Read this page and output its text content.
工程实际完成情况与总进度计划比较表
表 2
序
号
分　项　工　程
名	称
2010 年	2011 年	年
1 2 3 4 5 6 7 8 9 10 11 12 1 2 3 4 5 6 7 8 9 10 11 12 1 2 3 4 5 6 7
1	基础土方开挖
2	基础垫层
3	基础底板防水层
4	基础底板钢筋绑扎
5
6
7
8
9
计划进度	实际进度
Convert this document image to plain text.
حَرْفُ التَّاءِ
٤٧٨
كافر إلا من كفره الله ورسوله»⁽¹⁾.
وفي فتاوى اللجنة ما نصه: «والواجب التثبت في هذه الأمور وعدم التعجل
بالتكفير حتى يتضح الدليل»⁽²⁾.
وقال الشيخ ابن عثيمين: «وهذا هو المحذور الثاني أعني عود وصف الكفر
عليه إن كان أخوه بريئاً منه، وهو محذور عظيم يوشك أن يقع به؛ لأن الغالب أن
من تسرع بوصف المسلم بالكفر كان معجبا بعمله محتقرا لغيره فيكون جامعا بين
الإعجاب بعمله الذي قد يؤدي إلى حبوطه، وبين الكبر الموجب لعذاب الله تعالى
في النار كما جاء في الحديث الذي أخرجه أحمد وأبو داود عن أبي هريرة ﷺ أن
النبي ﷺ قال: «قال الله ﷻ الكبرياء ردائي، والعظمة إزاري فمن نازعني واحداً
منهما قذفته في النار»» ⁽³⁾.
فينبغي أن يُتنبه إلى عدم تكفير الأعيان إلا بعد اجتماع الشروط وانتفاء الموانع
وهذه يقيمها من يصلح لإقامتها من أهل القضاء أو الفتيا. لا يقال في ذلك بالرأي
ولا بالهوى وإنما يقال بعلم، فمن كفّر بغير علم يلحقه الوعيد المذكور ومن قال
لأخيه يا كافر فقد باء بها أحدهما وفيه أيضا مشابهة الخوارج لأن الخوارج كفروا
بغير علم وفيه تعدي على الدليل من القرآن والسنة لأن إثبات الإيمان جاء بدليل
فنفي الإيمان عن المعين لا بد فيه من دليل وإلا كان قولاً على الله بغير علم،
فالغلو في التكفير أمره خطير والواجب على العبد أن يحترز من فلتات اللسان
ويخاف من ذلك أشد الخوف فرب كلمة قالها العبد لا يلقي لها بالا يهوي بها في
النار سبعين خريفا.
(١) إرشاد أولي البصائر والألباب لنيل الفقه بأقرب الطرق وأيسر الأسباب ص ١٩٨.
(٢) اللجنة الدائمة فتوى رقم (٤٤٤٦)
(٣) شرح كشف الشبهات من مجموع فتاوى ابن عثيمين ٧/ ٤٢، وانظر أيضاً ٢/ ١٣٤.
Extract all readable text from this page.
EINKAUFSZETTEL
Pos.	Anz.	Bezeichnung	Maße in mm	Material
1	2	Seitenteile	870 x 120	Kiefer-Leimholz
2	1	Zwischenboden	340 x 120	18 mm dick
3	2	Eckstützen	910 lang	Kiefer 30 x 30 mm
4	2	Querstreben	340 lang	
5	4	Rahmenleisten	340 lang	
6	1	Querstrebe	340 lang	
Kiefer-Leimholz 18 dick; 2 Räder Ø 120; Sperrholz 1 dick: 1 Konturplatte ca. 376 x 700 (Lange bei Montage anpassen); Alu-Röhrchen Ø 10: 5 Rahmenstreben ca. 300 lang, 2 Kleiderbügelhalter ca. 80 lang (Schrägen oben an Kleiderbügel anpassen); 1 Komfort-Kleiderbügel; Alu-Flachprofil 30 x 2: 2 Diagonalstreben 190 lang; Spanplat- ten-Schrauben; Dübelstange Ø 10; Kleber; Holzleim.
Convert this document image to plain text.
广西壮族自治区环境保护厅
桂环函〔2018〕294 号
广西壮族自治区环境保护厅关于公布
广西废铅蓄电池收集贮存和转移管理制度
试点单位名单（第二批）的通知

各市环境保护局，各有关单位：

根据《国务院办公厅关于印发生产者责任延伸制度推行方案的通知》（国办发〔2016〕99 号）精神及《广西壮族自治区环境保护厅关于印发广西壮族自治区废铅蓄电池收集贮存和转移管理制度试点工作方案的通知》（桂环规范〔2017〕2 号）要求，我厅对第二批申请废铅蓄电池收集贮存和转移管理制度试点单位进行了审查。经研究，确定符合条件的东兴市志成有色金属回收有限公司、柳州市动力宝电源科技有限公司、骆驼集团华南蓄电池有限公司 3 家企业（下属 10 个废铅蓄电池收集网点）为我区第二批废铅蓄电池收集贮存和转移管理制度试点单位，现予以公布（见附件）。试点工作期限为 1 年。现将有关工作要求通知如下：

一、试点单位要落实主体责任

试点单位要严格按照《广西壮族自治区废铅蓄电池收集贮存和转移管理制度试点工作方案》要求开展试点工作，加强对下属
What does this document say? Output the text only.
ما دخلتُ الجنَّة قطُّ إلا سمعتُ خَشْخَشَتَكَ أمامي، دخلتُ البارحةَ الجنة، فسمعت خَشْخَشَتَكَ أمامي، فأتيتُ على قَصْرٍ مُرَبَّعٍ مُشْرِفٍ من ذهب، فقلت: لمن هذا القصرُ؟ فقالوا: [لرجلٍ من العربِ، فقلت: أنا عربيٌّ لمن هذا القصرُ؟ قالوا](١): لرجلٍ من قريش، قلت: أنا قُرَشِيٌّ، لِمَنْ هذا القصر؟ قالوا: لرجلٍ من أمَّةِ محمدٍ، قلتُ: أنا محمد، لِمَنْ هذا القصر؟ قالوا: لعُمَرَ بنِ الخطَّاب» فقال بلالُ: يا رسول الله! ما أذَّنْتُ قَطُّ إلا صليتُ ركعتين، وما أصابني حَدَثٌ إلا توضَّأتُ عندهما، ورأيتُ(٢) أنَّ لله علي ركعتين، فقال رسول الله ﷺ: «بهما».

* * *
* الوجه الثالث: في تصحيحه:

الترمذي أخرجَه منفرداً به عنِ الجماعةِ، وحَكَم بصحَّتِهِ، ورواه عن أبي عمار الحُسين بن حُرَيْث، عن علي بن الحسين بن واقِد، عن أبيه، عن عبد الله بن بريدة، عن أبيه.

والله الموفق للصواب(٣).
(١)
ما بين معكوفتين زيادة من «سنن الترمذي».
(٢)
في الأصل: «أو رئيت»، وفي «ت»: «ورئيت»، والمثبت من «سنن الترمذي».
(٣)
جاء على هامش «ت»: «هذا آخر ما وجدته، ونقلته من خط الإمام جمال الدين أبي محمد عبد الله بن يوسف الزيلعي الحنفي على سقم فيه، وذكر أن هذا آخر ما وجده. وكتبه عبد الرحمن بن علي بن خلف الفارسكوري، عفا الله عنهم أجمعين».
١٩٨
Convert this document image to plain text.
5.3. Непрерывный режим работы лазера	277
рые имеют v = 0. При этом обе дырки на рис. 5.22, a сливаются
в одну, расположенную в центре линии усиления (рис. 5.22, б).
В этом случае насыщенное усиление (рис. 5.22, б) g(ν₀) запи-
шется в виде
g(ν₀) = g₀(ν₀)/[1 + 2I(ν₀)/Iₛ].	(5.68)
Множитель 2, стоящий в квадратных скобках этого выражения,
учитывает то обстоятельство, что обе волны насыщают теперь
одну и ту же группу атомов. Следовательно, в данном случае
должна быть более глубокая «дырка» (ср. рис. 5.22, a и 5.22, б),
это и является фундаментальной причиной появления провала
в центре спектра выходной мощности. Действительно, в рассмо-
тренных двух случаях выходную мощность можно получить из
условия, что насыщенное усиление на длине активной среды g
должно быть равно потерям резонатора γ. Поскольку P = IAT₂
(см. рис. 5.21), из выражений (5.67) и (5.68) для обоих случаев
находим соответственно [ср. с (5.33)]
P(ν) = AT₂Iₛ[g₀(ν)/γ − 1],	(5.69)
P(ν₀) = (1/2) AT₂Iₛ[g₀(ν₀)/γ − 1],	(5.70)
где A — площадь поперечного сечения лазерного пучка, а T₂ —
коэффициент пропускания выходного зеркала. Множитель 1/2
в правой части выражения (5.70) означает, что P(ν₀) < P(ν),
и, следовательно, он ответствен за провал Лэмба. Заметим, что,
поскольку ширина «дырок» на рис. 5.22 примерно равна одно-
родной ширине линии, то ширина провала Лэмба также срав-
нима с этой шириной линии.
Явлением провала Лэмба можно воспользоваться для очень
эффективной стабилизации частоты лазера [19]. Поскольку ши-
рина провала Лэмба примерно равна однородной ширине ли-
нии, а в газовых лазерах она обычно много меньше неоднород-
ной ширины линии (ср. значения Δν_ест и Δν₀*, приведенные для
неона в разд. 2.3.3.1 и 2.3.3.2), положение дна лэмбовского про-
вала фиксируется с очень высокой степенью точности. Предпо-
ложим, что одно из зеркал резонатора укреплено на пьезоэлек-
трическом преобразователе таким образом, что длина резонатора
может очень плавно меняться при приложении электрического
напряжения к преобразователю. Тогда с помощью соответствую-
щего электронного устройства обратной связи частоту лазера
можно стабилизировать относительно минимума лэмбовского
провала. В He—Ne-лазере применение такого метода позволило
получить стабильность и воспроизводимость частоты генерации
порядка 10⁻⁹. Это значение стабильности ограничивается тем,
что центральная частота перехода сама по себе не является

▶ _EXERCISE_: Gather each line of the records holding the string "AT₂Iₛ".

▶ _COMPLETE OUTPUT_:
P(ν) = AT₂Iₛ[g₀(ν)/γ − 1],	(5.69)
P(ν₀) = (1/2) AT₂Iₛ[g₀(ν₀)/γ − 1],	(5.70)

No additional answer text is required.